→ **THE PROBLEM**
Copy out all lines where "Niklega" appears.
>> BEGIN RECORD SET
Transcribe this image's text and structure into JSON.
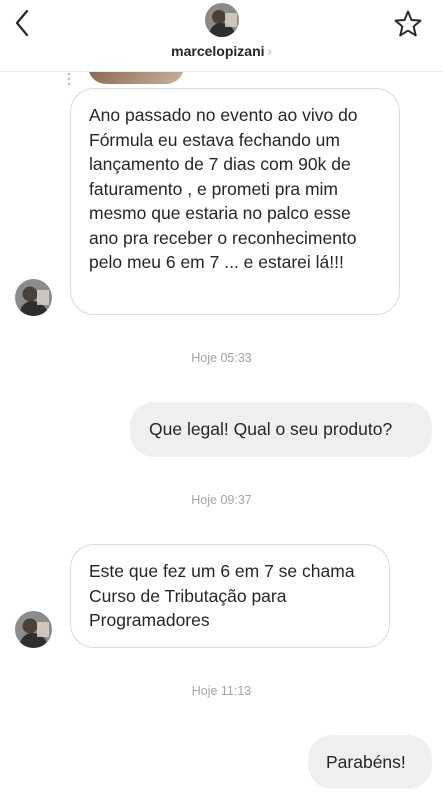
{
  "header": {
    "username": "marcelopizani",
    "chevron": "›",
    "back_icon": "chevron-left-icon",
    "star_icon": "star-outline-icon"
  },
  "messages": [
    {
      "direction": "incoming",
      "text": "Ano passado no evento ao vivo do Fórmula eu estava fechando um lançamento de 7 dias com 90k de faturamento , e prometi pra mim mesmo que estaria no palco esse ano pra receber o reconhecimento pelo meu 6 em 7 ... e estarei lá!!!"
    },
    {
      "type": "timestamp",
      "text": "Hoje 05:33"
    },
    {
      "direction": "outgoing",
      "text": "Que legal! Qual o seu produto?"
    },
    {
      "type": "timestamp",
      "text": "Hoje 09:37"
    },
    {
      "direction": "incoming",
      "text": "Este que fez um 6 em 7 se chama Curso de Tributação para Programadores"
    },
    {
      "type": "timestamp",
      "text": "Hoje 11:13"
    },
    {
      "direction": "outgoing",
      "text": "Parabéns!"
    }
  ],
  "colors": {
    "incoming_bubble_bg": "#ffffff",
    "incoming_bubble_border": "#dbdbdb",
    "outgoing_bubble_bg": "#efefef",
    "timestamp_text": "#a5a5a5",
    "primary_text": "#262626"
  }
}
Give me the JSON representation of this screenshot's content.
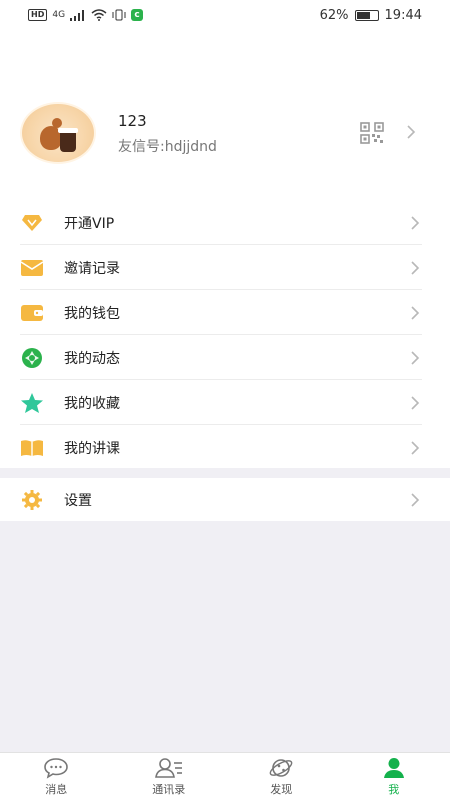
{
  "status_bar": {
    "left_badge": "HD",
    "network": "4G",
    "battery_percent": "62%",
    "time": "19:44"
  },
  "profile": {
    "name": "123",
    "wechat_id": "友信号:hdjjdnd"
  },
  "menu_group_1": [
    {
      "label": "开通VIP",
      "icon": "vip-diamond-icon",
      "color": "#f5b841"
    },
    {
      "label": "邀请记录",
      "icon": "envelope-icon",
      "color": "#f5b841"
    },
    {
      "label": "我的钱包",
      "icon": "wallet-icon",
      "color": "#f5b841"
    },
    {
      "label": "我的动态",
      "icon": "aperture-icon",
      "color": "#2bb24c"
    },
    {
      "label": "我的收藏",
      "icon": "star-icon",
      "color": "#2fc79a"
    },
    {
      "label": "我的讲课",
      "icon": "book-icon",
      "color": "#f5b841"
    }
  ],
  "menu_group_2": [
    {
      "label": "设置",
      "icon": "settings-gear-icon",
      "color": "#f5b841"
    }
  ],
  "tabbar": [
    {
      "label": "消息",
      "icon": "chat-bubble-icon",
      "active": false
    },
    {
      "label": "通讯录",
      "icon": "contacts-icon",
      "active": false
    },
    {
      "label": "发现",
      "icon": "planet-icon",
      "active": false
    },
    {
      "label": "我",
      "icon": "person-icon",
      "active": true
    }
  ],
  "colors": {
    "accent": "#14b14c",
    "background": "#f0eff4",
    "chevron": "#b8b8b8"
  }
}
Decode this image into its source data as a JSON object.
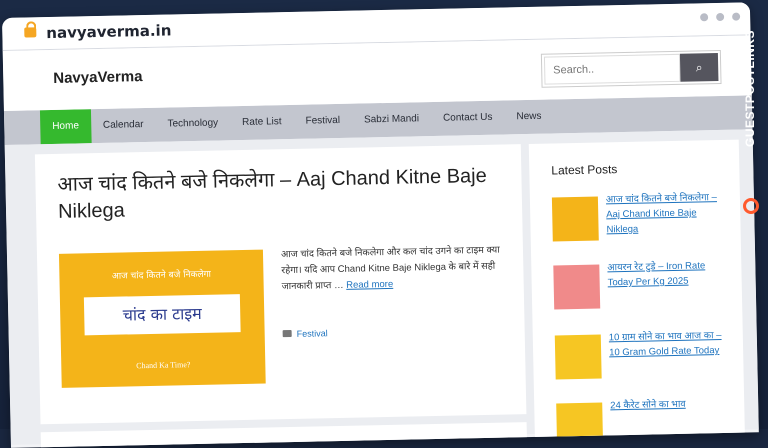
{
  "browser": {
    "url": "navyaverma.in"
  },
  "site": {
    "logo": "NavyaVerma",
    "search_placeholder": "Search..",
    "search_button": "⌕"
  },
  "nav": [
    "Home",
    "Calendar",
    "Technology",
    "Rate List",
    "Festival",
    "Sabzi Mandi",
    "Contact Us",
    "News"
  ],
  "article": {
    "title": "आज चांद कितने बजे निकलेगा – Aaj Chand Kitne Baje Niklega",
    "thumb_small": "आज चांद कितने बजे निकलेगा",
    "thumb_main": "चांद का टाइम",
    "thumb_foot": "Chand Ka Time?",
    "excerpt": "आज चांद कितने बजे निकलेगा और कल चांद उगने का टाइम क्या रहेगा। यदि आप Chand Kitne Baje Niklega के बारे में सही जानकारी प्राप्त …",
    "read_more": "Read more",
    "category": "Festival"
  },
  "sidebar": {
    "title": "Latest Posts",
    "posts": [
      {
        "title": "आज चांद कितने बजे निकलेगा – Aaj Chand Kitne Baje Niklega",
        "color": "#f4b419"
      },
      {
        "title": "आयरन रेट टुडे – Iron Rate Today Per Kg 2025",
        "color": "#f08a8a"
      },
      {
        "title": "10 ग्राम सोने का भाव आज का – 10 Gram Gold Rate Today",
        "color": "#f6c623"
      },
      {
        "title": "24 कैरेट सोने का भाव",
        "color": "#f6c623"
      }
    ]
  },
  "badge": {
    "text": "GUESTPOSTLINKS"
  }
}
>> END RECORD SET
→ **WRITTEN ANSWER**
    "title": "आज चांद कितने बजे निकलेगा – Aaj Chand Kitne Baje Niklega",
    "excerpt": "आज चांद कितने बजे निकलेगा और कल चांद उगने का टाइम क्या रहेगा। यदि आप Chand Kitne Baje Niklega के बारे में सही जानकारी प्राप्त …",
        "title": "आज चांद कितने बजे निकलेगा – Aaj Chand Kitne Baje Niklega",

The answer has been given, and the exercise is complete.